Directive: Return the lines below that carry the word "edit".

Stored data entries
__________________________________________________
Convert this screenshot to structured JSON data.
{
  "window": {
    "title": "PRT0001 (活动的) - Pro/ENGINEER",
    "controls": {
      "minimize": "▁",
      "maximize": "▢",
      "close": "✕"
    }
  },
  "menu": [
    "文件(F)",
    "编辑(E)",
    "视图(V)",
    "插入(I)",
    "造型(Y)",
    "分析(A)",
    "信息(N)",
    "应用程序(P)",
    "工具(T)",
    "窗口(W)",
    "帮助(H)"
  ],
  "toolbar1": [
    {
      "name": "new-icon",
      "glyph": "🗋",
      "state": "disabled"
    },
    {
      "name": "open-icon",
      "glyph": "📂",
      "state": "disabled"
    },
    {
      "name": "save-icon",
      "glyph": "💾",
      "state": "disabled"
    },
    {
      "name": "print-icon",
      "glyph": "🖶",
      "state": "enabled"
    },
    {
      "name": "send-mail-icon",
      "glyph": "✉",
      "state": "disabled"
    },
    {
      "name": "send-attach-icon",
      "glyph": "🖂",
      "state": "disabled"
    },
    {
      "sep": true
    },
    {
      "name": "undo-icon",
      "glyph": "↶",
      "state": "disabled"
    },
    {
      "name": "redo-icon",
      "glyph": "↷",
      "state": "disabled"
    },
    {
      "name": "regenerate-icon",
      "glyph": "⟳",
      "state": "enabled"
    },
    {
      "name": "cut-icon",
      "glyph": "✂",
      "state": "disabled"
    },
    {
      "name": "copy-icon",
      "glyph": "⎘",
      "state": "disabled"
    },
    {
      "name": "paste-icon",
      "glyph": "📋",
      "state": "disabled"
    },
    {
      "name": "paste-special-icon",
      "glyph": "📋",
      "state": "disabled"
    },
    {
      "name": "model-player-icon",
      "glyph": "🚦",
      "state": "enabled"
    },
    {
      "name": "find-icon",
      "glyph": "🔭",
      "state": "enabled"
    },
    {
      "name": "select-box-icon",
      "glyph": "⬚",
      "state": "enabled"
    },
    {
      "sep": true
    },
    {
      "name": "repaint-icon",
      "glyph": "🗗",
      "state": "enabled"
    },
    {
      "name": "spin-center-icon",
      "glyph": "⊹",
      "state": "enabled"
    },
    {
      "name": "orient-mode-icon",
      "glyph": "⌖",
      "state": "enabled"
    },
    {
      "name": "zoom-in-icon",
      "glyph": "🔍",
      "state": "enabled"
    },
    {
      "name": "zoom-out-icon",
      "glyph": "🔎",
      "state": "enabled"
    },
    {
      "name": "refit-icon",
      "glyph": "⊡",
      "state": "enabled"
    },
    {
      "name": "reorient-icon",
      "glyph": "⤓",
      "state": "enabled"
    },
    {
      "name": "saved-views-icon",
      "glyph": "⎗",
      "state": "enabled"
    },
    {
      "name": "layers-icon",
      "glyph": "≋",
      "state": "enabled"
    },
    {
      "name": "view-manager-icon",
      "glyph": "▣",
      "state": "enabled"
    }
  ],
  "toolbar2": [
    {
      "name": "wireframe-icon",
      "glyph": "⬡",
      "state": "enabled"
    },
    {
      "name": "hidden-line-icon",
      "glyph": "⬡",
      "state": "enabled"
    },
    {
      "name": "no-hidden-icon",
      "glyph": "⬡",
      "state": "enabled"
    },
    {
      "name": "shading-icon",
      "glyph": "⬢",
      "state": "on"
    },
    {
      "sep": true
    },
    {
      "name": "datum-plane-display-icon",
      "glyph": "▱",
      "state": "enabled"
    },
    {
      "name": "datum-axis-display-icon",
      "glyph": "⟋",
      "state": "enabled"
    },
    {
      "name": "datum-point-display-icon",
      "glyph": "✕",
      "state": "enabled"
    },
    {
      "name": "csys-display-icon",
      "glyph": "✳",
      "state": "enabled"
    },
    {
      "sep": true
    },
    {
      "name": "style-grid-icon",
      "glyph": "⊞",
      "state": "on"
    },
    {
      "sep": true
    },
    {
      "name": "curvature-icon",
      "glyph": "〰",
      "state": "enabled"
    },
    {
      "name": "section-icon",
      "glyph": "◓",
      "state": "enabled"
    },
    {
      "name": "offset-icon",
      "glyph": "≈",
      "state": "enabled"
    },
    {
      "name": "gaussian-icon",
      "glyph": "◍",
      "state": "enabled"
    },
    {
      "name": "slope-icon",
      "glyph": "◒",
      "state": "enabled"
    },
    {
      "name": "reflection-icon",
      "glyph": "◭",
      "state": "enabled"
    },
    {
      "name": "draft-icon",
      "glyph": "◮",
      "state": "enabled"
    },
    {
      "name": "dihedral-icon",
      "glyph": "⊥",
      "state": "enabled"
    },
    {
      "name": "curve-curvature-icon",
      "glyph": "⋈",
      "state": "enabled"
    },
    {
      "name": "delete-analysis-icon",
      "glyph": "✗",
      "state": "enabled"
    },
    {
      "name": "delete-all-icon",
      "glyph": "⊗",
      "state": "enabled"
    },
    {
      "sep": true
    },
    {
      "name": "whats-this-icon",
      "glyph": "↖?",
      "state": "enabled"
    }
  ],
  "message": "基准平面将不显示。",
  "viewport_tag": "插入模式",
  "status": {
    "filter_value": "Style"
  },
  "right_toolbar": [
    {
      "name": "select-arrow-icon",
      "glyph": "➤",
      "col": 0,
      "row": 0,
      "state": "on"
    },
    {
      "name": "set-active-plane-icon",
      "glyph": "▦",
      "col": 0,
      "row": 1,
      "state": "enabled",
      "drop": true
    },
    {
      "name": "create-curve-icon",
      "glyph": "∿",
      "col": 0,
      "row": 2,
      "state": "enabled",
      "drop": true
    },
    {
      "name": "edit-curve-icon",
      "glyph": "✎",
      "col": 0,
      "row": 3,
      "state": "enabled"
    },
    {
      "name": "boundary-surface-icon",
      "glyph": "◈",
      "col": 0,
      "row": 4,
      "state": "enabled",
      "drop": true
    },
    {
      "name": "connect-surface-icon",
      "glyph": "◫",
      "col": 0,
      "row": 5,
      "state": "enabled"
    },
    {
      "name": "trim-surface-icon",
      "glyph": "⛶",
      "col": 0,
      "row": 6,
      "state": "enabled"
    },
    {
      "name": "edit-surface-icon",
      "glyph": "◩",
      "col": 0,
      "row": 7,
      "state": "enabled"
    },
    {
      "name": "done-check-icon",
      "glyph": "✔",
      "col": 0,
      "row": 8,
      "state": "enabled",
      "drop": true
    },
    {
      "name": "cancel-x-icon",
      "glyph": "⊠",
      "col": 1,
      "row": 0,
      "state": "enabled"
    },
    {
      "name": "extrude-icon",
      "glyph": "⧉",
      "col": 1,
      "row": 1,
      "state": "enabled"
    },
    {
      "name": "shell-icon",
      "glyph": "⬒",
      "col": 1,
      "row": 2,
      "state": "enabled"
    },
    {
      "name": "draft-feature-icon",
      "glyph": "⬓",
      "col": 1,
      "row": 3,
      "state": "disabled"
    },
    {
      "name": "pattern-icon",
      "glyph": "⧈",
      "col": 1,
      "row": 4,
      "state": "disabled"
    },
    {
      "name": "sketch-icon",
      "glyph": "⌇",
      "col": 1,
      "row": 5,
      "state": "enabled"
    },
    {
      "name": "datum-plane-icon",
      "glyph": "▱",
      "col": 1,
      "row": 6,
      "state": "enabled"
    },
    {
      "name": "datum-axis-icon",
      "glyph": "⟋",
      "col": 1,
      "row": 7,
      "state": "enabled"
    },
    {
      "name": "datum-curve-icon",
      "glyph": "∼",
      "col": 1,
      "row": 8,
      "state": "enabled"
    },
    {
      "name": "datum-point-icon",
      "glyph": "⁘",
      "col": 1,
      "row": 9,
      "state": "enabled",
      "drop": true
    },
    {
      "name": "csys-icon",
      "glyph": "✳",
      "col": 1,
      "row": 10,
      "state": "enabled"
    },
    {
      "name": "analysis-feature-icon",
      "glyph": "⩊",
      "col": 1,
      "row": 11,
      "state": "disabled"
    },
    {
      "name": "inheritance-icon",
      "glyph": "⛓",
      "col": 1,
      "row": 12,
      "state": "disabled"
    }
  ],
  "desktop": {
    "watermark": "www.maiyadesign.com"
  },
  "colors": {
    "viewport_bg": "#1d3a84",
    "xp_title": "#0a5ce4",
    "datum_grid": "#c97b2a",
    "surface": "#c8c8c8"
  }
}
__________________________________________________
The reply:
      "name": "edit-curve-icon",
      "name": "edit-surface-icon",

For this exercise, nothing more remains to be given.